• **WHAT YOU NEED TO DO**
Comb through the entries for "اللي" and pull out each line that holds it.
════════
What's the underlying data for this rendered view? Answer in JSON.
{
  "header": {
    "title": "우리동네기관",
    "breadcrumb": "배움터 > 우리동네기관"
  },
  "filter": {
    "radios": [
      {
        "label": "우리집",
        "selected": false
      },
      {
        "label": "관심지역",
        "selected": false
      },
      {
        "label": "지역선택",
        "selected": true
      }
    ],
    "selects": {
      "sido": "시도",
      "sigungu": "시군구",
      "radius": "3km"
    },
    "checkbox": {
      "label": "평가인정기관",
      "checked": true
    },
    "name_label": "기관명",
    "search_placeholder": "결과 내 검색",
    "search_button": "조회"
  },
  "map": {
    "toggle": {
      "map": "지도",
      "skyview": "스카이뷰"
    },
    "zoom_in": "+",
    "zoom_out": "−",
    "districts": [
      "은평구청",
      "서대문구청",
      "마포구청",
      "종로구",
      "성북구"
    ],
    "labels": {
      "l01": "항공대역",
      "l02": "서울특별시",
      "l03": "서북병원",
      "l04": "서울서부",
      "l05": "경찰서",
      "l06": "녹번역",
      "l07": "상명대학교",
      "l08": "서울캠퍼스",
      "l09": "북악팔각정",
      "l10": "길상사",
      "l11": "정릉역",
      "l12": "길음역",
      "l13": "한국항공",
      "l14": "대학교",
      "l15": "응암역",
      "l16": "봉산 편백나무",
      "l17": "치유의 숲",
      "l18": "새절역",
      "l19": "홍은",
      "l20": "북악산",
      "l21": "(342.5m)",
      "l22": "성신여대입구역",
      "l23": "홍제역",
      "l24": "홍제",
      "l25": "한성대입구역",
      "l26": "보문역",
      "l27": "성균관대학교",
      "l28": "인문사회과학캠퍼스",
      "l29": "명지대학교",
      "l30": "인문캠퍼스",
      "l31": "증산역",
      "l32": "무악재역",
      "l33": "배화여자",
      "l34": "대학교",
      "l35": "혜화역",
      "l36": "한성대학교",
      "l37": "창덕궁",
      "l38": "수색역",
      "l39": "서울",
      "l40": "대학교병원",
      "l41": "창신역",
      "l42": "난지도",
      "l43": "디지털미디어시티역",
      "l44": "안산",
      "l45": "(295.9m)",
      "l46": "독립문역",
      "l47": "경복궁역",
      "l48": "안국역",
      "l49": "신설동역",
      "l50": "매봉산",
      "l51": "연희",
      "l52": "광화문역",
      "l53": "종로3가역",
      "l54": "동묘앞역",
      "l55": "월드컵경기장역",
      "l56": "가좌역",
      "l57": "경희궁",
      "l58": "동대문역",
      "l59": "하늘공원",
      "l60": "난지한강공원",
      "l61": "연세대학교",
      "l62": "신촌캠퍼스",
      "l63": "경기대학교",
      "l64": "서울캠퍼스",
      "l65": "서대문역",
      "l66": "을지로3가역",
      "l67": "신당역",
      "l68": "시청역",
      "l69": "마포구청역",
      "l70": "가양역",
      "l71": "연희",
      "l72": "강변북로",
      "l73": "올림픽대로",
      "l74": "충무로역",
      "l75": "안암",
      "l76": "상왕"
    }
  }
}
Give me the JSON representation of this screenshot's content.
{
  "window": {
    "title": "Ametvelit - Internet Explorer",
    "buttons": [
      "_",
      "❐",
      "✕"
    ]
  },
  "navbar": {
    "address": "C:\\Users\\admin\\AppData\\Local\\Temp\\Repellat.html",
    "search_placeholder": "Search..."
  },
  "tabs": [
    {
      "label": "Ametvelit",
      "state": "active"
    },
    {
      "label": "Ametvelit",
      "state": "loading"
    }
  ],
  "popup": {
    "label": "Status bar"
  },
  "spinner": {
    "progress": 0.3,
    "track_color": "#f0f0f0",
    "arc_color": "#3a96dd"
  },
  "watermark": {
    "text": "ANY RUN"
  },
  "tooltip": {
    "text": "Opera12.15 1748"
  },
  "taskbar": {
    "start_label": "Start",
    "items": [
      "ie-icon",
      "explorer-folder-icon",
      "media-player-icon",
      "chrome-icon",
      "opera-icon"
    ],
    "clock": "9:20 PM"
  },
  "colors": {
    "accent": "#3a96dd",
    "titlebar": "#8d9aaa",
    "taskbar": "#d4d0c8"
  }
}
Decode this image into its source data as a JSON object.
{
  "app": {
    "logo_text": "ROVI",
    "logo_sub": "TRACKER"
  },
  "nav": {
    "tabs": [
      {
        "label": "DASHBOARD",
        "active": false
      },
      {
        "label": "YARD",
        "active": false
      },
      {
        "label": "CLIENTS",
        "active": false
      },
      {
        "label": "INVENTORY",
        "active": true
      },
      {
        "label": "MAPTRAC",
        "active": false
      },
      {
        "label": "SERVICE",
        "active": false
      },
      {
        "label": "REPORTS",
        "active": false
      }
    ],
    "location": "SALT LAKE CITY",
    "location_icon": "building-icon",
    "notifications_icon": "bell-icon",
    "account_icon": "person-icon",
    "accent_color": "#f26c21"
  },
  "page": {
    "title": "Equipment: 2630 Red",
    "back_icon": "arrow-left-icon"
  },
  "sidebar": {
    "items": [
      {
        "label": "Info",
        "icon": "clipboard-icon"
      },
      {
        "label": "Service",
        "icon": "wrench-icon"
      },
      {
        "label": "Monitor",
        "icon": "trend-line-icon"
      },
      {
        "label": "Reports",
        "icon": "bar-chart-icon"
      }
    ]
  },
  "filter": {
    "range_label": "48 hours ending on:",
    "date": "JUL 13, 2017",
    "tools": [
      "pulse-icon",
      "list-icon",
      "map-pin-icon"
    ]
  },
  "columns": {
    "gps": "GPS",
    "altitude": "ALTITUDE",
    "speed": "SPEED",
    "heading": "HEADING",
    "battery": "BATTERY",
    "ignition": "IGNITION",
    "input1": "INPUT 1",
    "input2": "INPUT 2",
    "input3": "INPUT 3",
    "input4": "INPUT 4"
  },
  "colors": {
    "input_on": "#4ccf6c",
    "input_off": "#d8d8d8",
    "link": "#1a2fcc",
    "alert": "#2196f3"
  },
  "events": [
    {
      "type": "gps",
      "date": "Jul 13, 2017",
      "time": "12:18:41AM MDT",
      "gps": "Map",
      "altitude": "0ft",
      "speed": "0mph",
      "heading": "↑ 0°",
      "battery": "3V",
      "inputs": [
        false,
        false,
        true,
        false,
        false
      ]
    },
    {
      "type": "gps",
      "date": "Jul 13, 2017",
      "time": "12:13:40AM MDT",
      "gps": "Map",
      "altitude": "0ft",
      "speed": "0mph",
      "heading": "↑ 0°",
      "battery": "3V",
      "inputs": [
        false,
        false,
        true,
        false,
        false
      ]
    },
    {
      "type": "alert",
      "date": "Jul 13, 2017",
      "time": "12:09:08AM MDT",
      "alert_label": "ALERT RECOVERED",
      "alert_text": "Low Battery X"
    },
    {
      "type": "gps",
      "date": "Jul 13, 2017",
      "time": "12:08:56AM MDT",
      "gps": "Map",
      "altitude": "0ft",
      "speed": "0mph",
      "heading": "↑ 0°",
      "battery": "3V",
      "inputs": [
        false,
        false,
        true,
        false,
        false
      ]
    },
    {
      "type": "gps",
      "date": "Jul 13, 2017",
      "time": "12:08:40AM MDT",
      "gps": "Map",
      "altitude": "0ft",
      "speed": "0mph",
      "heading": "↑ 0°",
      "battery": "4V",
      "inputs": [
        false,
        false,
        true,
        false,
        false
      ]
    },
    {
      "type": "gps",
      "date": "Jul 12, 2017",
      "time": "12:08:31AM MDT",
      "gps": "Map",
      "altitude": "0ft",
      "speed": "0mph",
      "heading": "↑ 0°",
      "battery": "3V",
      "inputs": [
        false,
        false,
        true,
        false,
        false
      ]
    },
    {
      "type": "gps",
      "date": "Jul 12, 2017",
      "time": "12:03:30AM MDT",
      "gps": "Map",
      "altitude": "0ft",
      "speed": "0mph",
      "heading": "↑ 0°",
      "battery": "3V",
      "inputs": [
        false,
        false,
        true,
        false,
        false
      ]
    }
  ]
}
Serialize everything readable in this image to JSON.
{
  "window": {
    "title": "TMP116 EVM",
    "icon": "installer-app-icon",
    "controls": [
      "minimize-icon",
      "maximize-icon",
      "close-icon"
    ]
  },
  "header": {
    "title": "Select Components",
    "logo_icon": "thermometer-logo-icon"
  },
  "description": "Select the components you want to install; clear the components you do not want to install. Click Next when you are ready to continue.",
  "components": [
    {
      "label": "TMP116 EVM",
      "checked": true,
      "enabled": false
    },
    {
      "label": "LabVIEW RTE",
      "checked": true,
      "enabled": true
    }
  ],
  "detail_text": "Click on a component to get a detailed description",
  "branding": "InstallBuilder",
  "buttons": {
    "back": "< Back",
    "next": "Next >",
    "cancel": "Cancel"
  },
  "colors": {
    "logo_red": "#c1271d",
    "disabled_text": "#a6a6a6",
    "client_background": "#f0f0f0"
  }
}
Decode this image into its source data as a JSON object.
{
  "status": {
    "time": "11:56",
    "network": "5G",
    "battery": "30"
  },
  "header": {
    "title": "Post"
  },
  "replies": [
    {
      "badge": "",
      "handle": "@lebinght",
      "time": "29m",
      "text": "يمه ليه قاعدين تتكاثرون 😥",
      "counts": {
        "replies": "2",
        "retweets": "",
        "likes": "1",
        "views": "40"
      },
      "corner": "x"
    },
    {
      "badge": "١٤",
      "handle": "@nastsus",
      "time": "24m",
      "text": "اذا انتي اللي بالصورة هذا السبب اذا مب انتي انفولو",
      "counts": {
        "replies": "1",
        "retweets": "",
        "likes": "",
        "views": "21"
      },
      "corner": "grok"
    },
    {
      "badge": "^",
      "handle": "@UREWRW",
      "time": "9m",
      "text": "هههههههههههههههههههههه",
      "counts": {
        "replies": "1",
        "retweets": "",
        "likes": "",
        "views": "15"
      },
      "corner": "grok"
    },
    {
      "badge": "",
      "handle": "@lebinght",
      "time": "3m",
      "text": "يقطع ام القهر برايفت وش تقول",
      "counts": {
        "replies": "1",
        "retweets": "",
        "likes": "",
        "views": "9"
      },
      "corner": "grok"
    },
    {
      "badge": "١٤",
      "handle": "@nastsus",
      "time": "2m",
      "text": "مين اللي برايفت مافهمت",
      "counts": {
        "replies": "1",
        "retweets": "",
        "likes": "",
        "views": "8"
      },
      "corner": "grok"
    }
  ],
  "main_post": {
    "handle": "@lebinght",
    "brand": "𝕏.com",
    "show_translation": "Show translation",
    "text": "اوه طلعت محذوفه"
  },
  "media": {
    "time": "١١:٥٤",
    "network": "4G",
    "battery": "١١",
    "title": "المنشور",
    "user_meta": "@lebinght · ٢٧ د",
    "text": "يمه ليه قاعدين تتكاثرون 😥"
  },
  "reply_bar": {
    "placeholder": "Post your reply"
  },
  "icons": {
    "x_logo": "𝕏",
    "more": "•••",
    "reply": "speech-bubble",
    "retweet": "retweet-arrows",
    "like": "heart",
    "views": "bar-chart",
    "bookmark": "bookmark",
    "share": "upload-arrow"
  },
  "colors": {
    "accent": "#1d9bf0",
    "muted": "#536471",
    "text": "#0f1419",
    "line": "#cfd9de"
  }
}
════════
• **FINISHED ANSWER**
      "text": "اذا انتي اللي بالصورة هذا السبب اذا مب انتي انفولو",
      "text": "مين اللي برايفت مافهمت",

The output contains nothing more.